SET EXERCISE: Exactly reproduce the lines that follow.

::::

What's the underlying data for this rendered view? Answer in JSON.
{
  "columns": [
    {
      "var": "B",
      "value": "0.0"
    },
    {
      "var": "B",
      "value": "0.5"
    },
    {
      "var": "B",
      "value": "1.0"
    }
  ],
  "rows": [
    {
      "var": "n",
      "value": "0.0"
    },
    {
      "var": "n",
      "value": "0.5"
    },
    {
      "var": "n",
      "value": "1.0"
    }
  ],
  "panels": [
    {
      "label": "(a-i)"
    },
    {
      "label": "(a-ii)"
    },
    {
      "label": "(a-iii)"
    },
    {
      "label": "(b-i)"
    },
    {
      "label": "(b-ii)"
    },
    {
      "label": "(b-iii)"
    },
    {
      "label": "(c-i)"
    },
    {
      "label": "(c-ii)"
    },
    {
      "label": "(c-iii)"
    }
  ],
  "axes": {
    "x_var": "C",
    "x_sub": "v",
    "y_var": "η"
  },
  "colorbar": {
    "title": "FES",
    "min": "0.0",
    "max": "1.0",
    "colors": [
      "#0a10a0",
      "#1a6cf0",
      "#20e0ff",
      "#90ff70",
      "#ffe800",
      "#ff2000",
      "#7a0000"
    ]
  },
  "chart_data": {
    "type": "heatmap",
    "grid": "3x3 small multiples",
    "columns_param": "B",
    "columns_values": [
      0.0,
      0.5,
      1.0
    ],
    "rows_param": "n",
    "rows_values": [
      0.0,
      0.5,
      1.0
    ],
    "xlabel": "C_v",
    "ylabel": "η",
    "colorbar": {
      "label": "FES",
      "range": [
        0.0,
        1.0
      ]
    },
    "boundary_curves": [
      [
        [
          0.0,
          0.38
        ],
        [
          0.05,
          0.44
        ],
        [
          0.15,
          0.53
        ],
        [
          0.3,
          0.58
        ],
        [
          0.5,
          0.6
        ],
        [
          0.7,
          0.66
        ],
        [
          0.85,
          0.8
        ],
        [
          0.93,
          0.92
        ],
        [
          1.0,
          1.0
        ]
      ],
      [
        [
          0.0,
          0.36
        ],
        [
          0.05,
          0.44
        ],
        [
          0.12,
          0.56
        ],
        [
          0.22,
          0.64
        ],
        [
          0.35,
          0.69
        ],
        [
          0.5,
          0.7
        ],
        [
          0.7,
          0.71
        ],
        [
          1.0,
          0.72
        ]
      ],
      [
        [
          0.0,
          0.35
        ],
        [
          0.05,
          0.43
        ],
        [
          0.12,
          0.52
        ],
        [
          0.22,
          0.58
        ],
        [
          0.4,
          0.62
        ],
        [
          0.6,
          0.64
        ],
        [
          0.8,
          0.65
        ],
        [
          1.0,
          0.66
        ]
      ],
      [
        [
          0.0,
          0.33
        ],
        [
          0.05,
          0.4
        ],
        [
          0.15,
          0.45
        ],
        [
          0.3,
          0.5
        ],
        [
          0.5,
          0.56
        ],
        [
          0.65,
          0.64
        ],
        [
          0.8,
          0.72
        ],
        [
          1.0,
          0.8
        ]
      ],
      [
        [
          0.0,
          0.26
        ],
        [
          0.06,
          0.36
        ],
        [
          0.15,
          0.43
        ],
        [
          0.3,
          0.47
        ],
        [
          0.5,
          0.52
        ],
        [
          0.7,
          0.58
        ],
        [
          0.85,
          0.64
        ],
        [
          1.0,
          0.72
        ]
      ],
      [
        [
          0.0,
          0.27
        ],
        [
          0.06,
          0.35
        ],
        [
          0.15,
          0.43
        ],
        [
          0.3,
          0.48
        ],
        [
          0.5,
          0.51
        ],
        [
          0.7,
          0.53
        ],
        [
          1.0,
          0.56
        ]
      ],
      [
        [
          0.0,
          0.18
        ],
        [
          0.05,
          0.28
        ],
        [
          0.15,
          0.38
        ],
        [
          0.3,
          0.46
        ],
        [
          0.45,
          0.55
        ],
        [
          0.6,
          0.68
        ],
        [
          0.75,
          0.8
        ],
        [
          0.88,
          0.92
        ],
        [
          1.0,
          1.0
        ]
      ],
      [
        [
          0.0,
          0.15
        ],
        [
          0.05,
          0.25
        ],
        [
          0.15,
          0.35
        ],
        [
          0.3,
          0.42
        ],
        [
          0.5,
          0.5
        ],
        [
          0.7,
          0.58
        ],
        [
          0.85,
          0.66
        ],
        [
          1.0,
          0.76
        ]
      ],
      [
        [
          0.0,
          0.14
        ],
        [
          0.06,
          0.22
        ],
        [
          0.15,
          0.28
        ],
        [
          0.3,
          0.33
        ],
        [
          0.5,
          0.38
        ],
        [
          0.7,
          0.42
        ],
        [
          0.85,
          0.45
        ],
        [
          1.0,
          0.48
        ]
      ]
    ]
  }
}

::::

REPLY TO THE EXERCISE:
What's the underlying data for this rendered view? Answer in JSON.
{
  "columns": [
    {
      "var": "B",
      "value": "0.0"
    },
    {
      "var": "B",
      "value": "0.5"
    },
    {
      "var": "B",
      "value": "1.0"
    }
  ],
  "rows": [
    {
      "var": "n",
      "value": "0.0"
    },
    {
      "var": "n",
      "value": "0.5"
    },
    {
      "var": "n",
      "value": "1.0"
    }
  ],
  "panels": [
    {
      "label": "(a-i)"
    },
    {
      "label": "(a-ii)"
    },
    {
      "label": "(a-iii)"
    },
    {
      "label": "(b-i)"
    },
    {
      "label": "(b-ii)"
    },
    {
      "label": "(b-iii)"
    },
    {
      "label": "(c-i)"
    },
    {
      "label": "(c-ii)"
    },
    {
      "label": "(c-iii)"
    }
  ],
  "axes": {
    "x_var": "C",
    "x_sub": "v",
    "y_var": "η"
  },
  "colorbar": {
    "title": "FES",
    "min": "0.0",
    "max": "1.0",
    "colors": [
      "#0a10a0",
      "#1a6cf0",
      "#20e0ff",
      "#90ff70",
      "#ffe800",
      "#ff2000",
      "#7a0000"
    ]
  },
  "chart_data": {
    "type": "heatmap",
    "grid": "3x3 small multiples",
    "columns_param": "B",
    "columns_values": [
      0.0,
      0.5,
      1.0
    ],
    "rows_param": "n",
    "rows_values": [
      0.0,
      0.5,
      1.0
    ],
    "xlabel": "C_v",
    "ylabel": "η",
    "colorbar": {
      "label": "FES",
      "range": [
        0.0,
        1.0
      ]
    },
    "boundary_curves": [
      [
        [
          0.0,
          0.38
        ],
        [
          0.05,
          0.44
        ],
        [
          0.15,
          0.53
        ],
        [
          0.3,
          0.58
        ],
        [
          0.5,
          0.6
        ],
        [
          0.7,
          0.66
        ],
        [
          0.85,
          0.8
        ],
        [
          0.93,
          0.92
        ],
        [
          1.0,
          1.0
        ]
      ],
      [
        [
          0.0,
          0.36
        ],
        [
          0.05,
          0.44
        ],
        [
          0.12,
          0.56
        ],
        [
          0.22,
          0.64
        ],
        [
          0.35,
          0.69
        ],
        [
          0.5,
          0.7
        ],
        [
          0.7,
          0.71
        ],
        [
          1.0,
          0.72
        ]
      ],
      [
        [
          0.0,
          0.35
        ],
        [
          0.05,
          0.43
        ],
        [
          0.12,
          0.52
        ],
        [
          0.22,
          0.58
        ],
        [
          0.4,
          0.62
        ],
        [
          0.6,
          0.64
        ],
        [
          0.8,
          0.65
        ],
        [
          1.0,
          0.66
        ]
      ],
      [
        [
          0.0,
          0.33
        ],
        [
          0.05,
          0.4
        ],
        [
          0.15,
          0.45
        ],
        [
          0.3,
          0.5
        ],
        [
          0.5,
          0.56
        ],
        [
          0.65,
          0.64
        ],
        [
          0.8,
          0.72
        ],
        [
          1.0,
          0.8
        ]
      ],
      [
        [
          0.0,
          0.26
        ],
        [
          0.06,
          0.36
        ],
        [
          0.15,
          0.43
        ],
        [
          0.3,
          0.47
        ],
        [
          0.5,
          0.52
        ],
        [
          0.7,
          0.58
        ],
        [
          0.85,
          0.64
        ],
        [
          1.0,
          0.72
        ]
      ],
      [
        [
          0.0,
          0.27
        ],
        [
          0.06,
          0.35
        ],
        [
          0.15,
          0.43
        ],
        [
          0.3,
          0.48
        ],
        [
          0.5,
          0.51
        ],
        [
          0.7,
          0.53
        ],
        [
          1.0,
          0.56
        ]
      ],
      [
        [
          0.0,
          0.18
        ],
        [
          0.05,
          0.28
        ],
        [
          0.15,
          0.38
        ],
        [
          0.3,
          0.46
        ],
        [
          0.45,
          0.55
        ],
        [
          0.6,
          0.68
        ],
        [
          0.75,
          0.8
        ],
        [
          0.88,
          0.92
        ],
        [
          1.0,
          1.0
        ]
      ],
      [
        [
          0.0,
          0.15
        ],
        [
          0.05,
          0.25
        ],
        [
          0.15,
          0.35
        ],
        [
          0.3,
          0.42
        ],
        [
          0.5,
          0.5
        ],
        [
          0.7,
          0.58
        ],
        [
          0.85,
          0.66
        ],
        [
          1.0,
          0.76
        ]
      ],
      [
        [
          0.0,
          0.14
        ],
        [
          0.06,
          0.22
        ],
        [
          0.15,
          0.28
        ],
        [
          0.3,
          0.33
        ],
        [
          0.5,
          0.38
        ],
        [
          0.7,
          0.42
        ],
        [
          0.85,
          0.45
        ],
        [
          1.0,
          0.48
        ]
      ]
    ]
  }
}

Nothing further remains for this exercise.